> [Goal]:
Each entry below must be repeated word for word.

BEGIN The input

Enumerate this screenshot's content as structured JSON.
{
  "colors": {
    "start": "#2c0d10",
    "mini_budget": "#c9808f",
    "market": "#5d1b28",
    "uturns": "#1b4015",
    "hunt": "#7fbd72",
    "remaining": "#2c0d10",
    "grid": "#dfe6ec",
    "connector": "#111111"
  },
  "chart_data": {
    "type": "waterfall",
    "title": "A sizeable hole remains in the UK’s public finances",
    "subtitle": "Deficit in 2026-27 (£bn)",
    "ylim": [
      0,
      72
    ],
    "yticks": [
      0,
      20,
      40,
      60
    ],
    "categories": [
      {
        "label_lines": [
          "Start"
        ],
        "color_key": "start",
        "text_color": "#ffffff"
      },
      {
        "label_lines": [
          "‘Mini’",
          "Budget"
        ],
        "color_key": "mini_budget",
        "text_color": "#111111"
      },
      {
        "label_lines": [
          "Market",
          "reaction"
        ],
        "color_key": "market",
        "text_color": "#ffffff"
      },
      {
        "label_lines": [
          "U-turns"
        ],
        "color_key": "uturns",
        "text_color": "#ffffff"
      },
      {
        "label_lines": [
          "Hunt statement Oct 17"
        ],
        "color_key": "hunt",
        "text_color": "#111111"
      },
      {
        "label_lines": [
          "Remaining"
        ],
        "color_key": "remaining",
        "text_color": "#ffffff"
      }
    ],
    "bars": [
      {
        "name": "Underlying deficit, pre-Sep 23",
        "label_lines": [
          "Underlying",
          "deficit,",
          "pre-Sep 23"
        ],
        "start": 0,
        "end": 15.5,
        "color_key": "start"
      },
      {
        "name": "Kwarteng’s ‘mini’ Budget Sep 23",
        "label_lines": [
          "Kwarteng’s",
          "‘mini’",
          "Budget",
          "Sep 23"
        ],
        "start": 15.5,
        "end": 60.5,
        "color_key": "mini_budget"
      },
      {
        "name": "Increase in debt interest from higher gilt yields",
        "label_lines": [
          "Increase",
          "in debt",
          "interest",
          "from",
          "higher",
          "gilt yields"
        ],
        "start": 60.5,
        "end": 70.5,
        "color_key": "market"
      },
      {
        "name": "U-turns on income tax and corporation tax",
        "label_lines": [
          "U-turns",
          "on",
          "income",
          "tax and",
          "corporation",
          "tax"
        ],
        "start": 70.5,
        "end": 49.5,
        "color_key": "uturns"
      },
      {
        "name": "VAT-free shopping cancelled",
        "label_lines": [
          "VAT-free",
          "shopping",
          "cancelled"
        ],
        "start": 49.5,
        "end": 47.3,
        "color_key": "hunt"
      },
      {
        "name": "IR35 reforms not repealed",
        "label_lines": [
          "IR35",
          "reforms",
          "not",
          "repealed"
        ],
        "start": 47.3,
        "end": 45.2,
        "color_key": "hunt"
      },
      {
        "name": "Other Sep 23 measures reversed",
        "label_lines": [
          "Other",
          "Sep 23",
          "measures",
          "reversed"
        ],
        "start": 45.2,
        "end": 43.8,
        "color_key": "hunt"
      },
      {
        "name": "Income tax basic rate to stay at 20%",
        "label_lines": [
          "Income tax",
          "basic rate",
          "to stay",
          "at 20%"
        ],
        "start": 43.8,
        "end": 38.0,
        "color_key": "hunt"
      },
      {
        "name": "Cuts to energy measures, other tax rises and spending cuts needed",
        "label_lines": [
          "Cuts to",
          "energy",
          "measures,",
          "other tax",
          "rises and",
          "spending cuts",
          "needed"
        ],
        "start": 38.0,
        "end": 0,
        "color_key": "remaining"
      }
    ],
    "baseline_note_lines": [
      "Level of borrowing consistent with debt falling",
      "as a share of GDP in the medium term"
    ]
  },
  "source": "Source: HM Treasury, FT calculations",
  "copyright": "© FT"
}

END The input

> [Written solution]:
Enumerate this screenshot's content as structured JSON.
{
  "colors": {
    "start": "#2c0d10",
    "mini_budget": "#c9808f",
    "market": "#5d1b28",
    "uturns": "#1b4015",
    "hunt": "#7fbd72",
    "remaining": "#2c0d10",
    "grid": "#dfe6ec",
    "connector": "#111111"
  },
  "chart_data": {
    "type": "waterfall",
    "title": "A sizeable hole remains in the UK’s public finances",
    "subtitle": "Deficit in 2026-27 (£bn)",
    "ylim": [
      0,
      72
    ],
    "yticks": [
      0,
      20,
      40,
      60
    ],
    "categories": [
      {
        "label_lines": [
          "Start"
        ],
        "color_key": "start",
        "text_color": "#ffffff"
      },
      {
        "label_lines": [
          "‘Mini’",
          "Budget"
        ],
        "color_key": "mini_budget",
        "text_color": "#111111"
      },
      {
        "label_lines": [
          "Market",
          "reaction"
        ],
        "color_key": "market",
        "text_color": "#ffffff"
      },
      {
        "label_lines": [
          "U-turns"
        ],
        "color_key": "uturns",
        "text_color": "#ffffff"
      },
      {
        "label_lines": [
          "Hunt statement Oct 17"
        ],
        "color_key": "hunt",
        "text_color": "#111111"
      },
      {
        "label_lines": [
          "Remaining"
        ],
        "color_key": "remaining",
        "text_color": "#ffffff"
      }
    ],
    "bars": [
      {
        "name": "Underlying deficit, pre-Sep 23",
        "label_lines": [
          "Underlying",
          "deficit,",
          "pre-Sep 23"
        ],
        "start": 0,
        "end": 15.5,
        "color_key": "start"
      },
      {
        "name": "Kwarteng’s ‘mini’ Budget Sep 23",
        "label_lines": [
          "Kwarteng’s",
          "‘mini’",
          "Budget",
          "Sep 23"
        ],
        "start": 15.5,
        "end": 60.5,
        "color_key": "mini_budget"
      },
      {
        "name": "Increase in debt interest from higher gilt yields",
        "label_lines": [
          "Increase",
          "in debt",
          "interest",
          "from",
          "higher",
          "gilt yields"
        ],
        "start": 60.5,
        "end": 70.5,
        "color_key": "market"
      },
      {
        "name": "U-turns on income tax and corporation tax",
        "label_lines": [
          "U-turns",
          "on",
          "income",
          "tax and",
          "corporation",
          "tax"
        ],
        "start": 70.5,
        "end": 49.5,
        "color_key": "uturns"
      },
      {
        "name": "VAT-free shopping cancelled",
        "label_lines": [
          "VAT-free",
          "shopping",
          "cancelled"
        ],
        "start": 49.5,
        "end": 47.3,
        "color_key": "hunt"
      },
      {
        "name": "IR35 reforms not repealed",
        "label_lines": [
          "IR35",
          "reforms",
          "not",
          "repealed"
        ],
        "start": 47.3,
        "end": 45.2,
        "color_key": "hunt"
      },
      {
        "name": "Other Sep 23 measures reversed",
        "label_lines": [
          "Other",
          "Sep 23",
          "measures",
          "reversed"
        ],
        "start": 45.2,
        "end": 43.8,
        "color_key": "hunt"
      },
      {
        "name": "Income tax basic rate to stay at 20%",
        "label_lines": [
          "Income tax",
          "basic rate",
          "to stay",
          "at 20%"
        ],
        "start": 43.8,
        "end": 38.0,
        "color_key": "hunt"
      },
      {
        "name": "Cuts to energy measures, other tax rises and spending cuts needed",
        "label_lines": [
          "Cuts to",
          "energy",
          "measures,",
          "other tax",
          "rises and",
          "spending cuts",
          "needed"
        ],
        "start": 38.0,
        "end": 0,
        "color_key": "remaining"
      }
    ],
    "baseline_note_lines": [
      "Level of borrowing consistent with debt falling",
      "as a share of GDP in the medium term"
    ]
  },
  "source": "Source: HM Treasury, FT calculations",
  "copyright": "© FT"
}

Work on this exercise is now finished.